== Segment start ==

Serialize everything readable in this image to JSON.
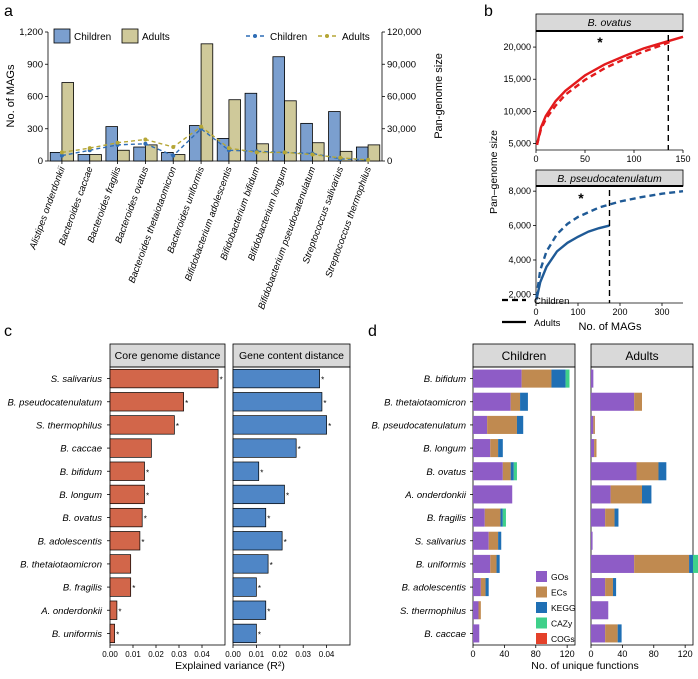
{
  "panels": [
    {
      "id": "a",
      "label": "a"
    },
    {
      "id": "b",
      "label": "b"
    },
    {
      "id": "c",
      "label": "c"
    },
    {
      "id": "d",
      "label": "d"
    }
  ],
  "colors": {
    "children_bar": "#7b9fcf",
    "adults_bar": "#cfc99a",
    "children_line": "#2f6db5",
    "adults_line": "#b5a636",
    "ovatus_line": "#e31a1c",
    "pseudo_line": "#1f5a96",
    "core_bar": "#d2664a",
    "gene_bar": "#4f86c6",
    "GOs": "#8e5cc6",
    "ECs": "#c08a50",
    "KEGG": "#1f6fb4",
    "CAZy": "#3fd08a",
    "COGs": "#e4412a",
    "strip": "#d9d9d9"
  },
  "chart_data": [
    {
      "panel": "a",
      "type": "bar",
      "categories": [
        "Alistipes onderdonkii",
        "Bacteroides caccae",
        "Bacteroides fragilis",
        "Bacteroides ovatus",
        "Bacteroides thetaiotaomicron",
        "Bacteroides uniformis",
        "Bifidobacterium adolescentis",
        "Bifidobacterium bifidum",
        "Bifidobacterium longum",
        "Bifidobacterium pseudocatenulatum",
        "Streptococcus salivarius",
        "Streptococcus thermophilus"
      ],
      "series": [
        {
          "name": "Children",
          "kind": "bar",
          "values": [
            80,
            60,
            320,
            130,
            80,
            330,
            210,
            630,
            970,
            350,
            460,
            130
          ]
        },
        {
          "name": "Adults",
          "kind": "bar",
          "values": [
            730,
            60,
            100,
            150,
            60,
            1090,
            570,
            160,
            560,
            170,
            90,
            150
          ]
        },
        {
          "name": "Children",
          "kind": "line",
          "axis": "right",
          "values": [
            5000,
            10000,
            15000,
            16000,
            5000,
            30000,
            10000,
            9000,
            8000,
            7000,
            2000,
            1000
          ]
        },
        {
          "name": "Adults",
          "kind": "line",
          "axis": "right",
          "values": [
            8000,
            12000,
            17000,
            20000,
            13000,
            32000,
            12000,
            8000,
            8000,
            6000,
            3000,
            1000
          ]
        }
      ],
      "ylabel": "No. of MAGs",
      "ylabel_right": "Pan-genome size",
      "ylim": [
        0,
        1200
      ],
      "ylim_right": [
        0,
        120000
      ],
      "yticks": [
        "0",
        "300",
        "600",
        "900",
        "1,200"
      ],
      "yticks_right": [
        "0",
        "30,000",
        "60,000",
        "90,000",
        "120,000"
      ],
      "legend": "top"
    },
    {
      "panel": "b",
      "type": "line",
      "plots": [
        {
          "title": "B. ovatus",
          "xlim": [
            0,
            150
          ],
          "ylim": [
            4000,
            22500
          ],
          "xticks": [
            "0",
            "50",
            "100",
            "150"
          ],
          "yticks": [
            "5,000",
            "10,000",
            "15,000",
            "20,000"
          ],
          "series": [
            {
              "name": "Children",
              "style": "dashed",
              "x": [
                1,
                5,
                10,
                20,
                30,
                50,
                70,
                90,
                110,
                130,
                140
              ],
              "y": [
                4800,
                7200,
                8800,
                10900,
                12600,
                14900,
                16700,
                18100,
                19300,
                20400,
                21000
              ]
            },
            {
              "name": "Adults",
              "style": "solid",
              "x": [
                1,
                5,
                10,
                20,
                30,
                50,
                70,
                90,
                110,
                130,
                150
              ],
              "y": [
                4800,
                7500,
                9300,
                11600,
                13200,
                15600,
                17300,
                18600,
                19800,
                20700,
                21600
              ]
            }
          ],
          "vline_x": 135,
          "annotation": "*"
        },
        {
          "title": "B. pseudocatenulatum",
          "xlim": [
            0,
            350
          ],
          "ylim": [
            1500,
            8300
          ],
          "xticks": [
            "0",
            "100",
            "200",
            "300"
          ],
          "yticks": [
            "2,000",
            "4,000",
            "6,000",
            "8,000"
          ],
          "series": [
            {
              "name": "Children",
              "style": "dashed",
              "x": [
                1,
                10,
                25,
                50,
                75,
                100,
                150,
                200,
                250,
                300,
                350
              ],
              "y": [
                1800,
                3400,
                4500,
                5500,
                6100,
                6500,
                7050,
                7400,
                7650,
                7850,
                8000
              ]
            },
            {
              "name": "Adults",
              "style": "solid",
              "x": [
                1,
                10,
                25,
                50,
                75,
                100,
                125,
                150,
                175
              ],
              "y": [
                1700,
                2700,
                3600,
                4500,
                5000,
                5350,
                5650,
                5850,
                6000
              ]
            }
          ],
          "vline_x": 175,
          "annotation": "*"
        }
      ],
      "xlabel": "No. of MAGs",
      "ylabel": "Pan–genome size",
      "legend": [
        "Children",
        "Adults"
      ]
    },
    {
      "panel": "c",
      "type": "bar",
      "orientation": "horizontal",
      "categories": [
        "S. salivarius",
        "B. pseudocatenulatum",
        "S. thermophilus",
        "B. caccae",
        "B. bifidum",
        "B. longum",
        "B. ovatus",
        "B. adolescentis",
        "B. thetaiotaomicron",
        "B. fragilis",
        "A. onderdonkii",
        "B. uniformis"
      ],
      "facets": [
        {
          "title": "Core genome distance",
          "values": [
            0.047,
            0.032,
            0.028,
            0.018,
            0.015,
            0.015,
            0.014,
            0.013,
            0.009,
            0.009,
            0.003,
            0.002
          ],
          "significant": [
            true,
            true,
            true,
            false,
            true,
            true,
            true,
            true,
            false,
            true,
            true,
            true
          ]
        },
        {
          "title": "Gene content distance",
          "values": [
            0.037,
            0.038,
            0.04,
            0.027,
            0.011,
            0.022,
            0.014,
            0.021,
            0.015,
            0.01,
            0.014,
            0.01
          ],
          "significant": [
            true,
            true,
            true,
            true,
            true,
            true,
            true,
            true,
            true,
            true,
            true,
            true
          ]
        }
      ],
      "xlim": [
        0,
        0.05
      ],
      "xticks": [
        "0.00",
        "0.01",
        "0.02",
        "0.03",
        "0.04"
      ],
      "xlabel": "Explained variance (R²)",
      "sig_label": "*"
    },
    {
      "panel": "d",
      "type": "bar",
      "orientation": "horizontal",
      "stacked": true,
      "categories": [
        "B. bifidum",
        "B. thetaiotaomicron",
        "B. pseudocatenulatum",
        "B. longum",
        "B. ovatus",
        "A. onderdonkii",
        "B. fragilis",
        "S. salivarius",
        "B. uniformis",
        "B. adolescentis",
        "S. thermophilus",
        "B. caccae"
      ],
      "series_names": [
        "GOs",
        "ECs",
        "KEGG",
        "CAZy",
        "COGs"
      ],
      "facets": [
        {
          "title": "Children",
          "values": [
            [
              62,
              38,
              18,
              5,
              0
            ],
            [
              48,
              12,
              10,
              0,
              0
            ],
            [
              18,
              38,
              8,
              0,
              0
            ],
            [
              22,
              10,
              6,
              0,
              0
            ],
            [
              38,
              10,
              4,
              4,
              0
            ],
            [
              50,
              0,
              0,
              0,
              0
            ],
            [
              15,
              20,
              3,
              4,
              0
            ],
            [
              20,
              12,
              4,
              0,
              0
            ],
            [
              22,
              8,
              4,
              0,
              0
            ],
            [
              10,
              6,
              4,
              0,
              0
            ],
            [
              7,
              3,
              0,
              0,
              0
            ],
            [
              8,
              0,
              0,
              0,
              0
            ]
          ]
        },
        {
          "title": "Adults",
          "values": [
            [
              3,
              0,
              0,
              0,
              0
            ],
            [
              55,
              10,
              0,
              0,
              0
            ],
            [
              3,
              2,
              0,
              0,
              0
            ],
            [
              4,
              3,
              0,
              0,
              0
            ],
            [
              58,
              28,
              10,
              0,
              0
            ],
            [
              25,
              40,
              12,
              0,
              0
            ],
            [
              18,
              12,
              5,
              0,
              0
            ],
            [
              2,
              0,
              0,
              0,
              0
            ],
            [
              55,
              70,
              5,
              7,
              0
            ],
            [
              18,
              10,
              4,
              0,
              0
            ],
            [
              22,
              0,
              0,
              0,
              0
            ],
            [
              18,
              16,
              5,
              0,
              0
            ]
          ]
        }
      ],
      "xlim": [
        0,
        130
      ],
      "xticks": [
        "0",
        "40",
        "80",
        "120"
      ],
      "xlabel": "No. of unique functions",
      "legend": "inside bottom-right"
    }
  ]
}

== Segment end ==

**Exercise:** Which of the lines above hold the string "title"? Pick each of them out.

**Answer area:**
          "title": "B. ovatus",
          "title": "B. pseudocatenulatum",
          "title": "Core genome distance",
          "title": "Gene content distance",
          "title": "Children",
          "title": "Adults",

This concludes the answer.